» **What to work on**: Return all lines with the word "JSON" in them.

» **Listed entries**:
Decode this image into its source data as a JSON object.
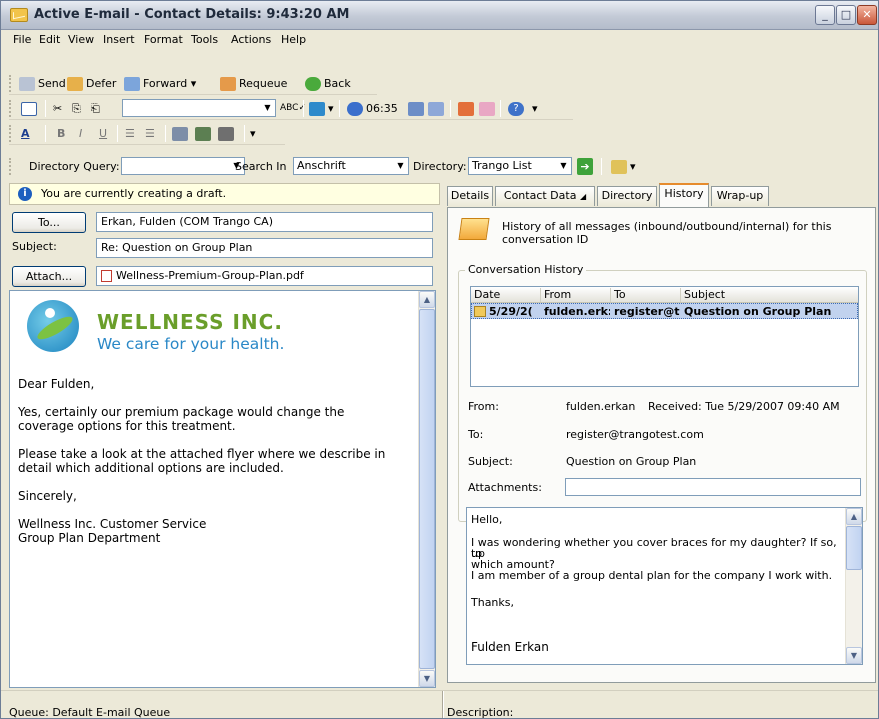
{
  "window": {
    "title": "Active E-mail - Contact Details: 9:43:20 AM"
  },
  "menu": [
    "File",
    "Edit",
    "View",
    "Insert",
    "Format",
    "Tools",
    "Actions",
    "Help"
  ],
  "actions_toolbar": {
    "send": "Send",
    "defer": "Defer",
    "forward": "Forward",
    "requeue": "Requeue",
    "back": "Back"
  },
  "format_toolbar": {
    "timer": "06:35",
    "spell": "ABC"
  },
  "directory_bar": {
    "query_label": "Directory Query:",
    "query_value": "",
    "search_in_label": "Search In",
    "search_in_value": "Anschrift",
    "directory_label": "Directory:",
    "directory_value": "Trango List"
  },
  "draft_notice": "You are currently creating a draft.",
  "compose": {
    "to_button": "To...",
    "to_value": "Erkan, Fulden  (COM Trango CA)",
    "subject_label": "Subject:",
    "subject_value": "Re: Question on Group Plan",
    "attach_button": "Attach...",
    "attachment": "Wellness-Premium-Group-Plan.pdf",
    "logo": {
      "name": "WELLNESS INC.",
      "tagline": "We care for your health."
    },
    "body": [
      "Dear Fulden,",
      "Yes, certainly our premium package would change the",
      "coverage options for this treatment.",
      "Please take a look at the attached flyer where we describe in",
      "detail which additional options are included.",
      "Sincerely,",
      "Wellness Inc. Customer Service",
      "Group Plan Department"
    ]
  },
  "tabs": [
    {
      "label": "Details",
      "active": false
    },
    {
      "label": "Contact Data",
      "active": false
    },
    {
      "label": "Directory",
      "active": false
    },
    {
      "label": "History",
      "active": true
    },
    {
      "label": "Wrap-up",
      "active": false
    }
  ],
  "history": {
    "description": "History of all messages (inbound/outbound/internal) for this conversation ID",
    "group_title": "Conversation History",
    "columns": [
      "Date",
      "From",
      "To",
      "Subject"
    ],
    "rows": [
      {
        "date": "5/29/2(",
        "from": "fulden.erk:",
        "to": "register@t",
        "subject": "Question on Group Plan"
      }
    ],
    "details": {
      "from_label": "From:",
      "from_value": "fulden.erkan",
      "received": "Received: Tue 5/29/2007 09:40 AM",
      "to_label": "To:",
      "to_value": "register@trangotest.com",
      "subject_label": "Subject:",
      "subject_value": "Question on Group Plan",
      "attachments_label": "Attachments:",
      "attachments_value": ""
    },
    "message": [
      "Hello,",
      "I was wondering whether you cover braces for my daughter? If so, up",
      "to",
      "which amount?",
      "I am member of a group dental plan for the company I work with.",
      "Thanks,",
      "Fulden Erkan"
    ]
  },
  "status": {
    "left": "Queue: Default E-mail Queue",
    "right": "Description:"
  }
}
---
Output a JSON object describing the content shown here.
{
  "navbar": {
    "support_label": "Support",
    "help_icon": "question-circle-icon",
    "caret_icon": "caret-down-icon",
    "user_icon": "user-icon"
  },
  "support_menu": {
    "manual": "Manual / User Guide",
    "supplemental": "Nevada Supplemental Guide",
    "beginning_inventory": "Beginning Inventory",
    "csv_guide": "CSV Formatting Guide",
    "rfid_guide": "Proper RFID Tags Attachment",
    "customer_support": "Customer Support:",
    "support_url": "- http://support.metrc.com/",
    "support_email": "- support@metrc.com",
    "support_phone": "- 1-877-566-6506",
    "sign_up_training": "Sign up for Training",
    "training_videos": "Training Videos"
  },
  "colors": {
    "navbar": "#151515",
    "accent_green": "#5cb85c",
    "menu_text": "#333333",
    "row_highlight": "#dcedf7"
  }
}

» **Written answer**:
Decode this image into its source data as a JSON object.
Output a JSON object describing the content shown here.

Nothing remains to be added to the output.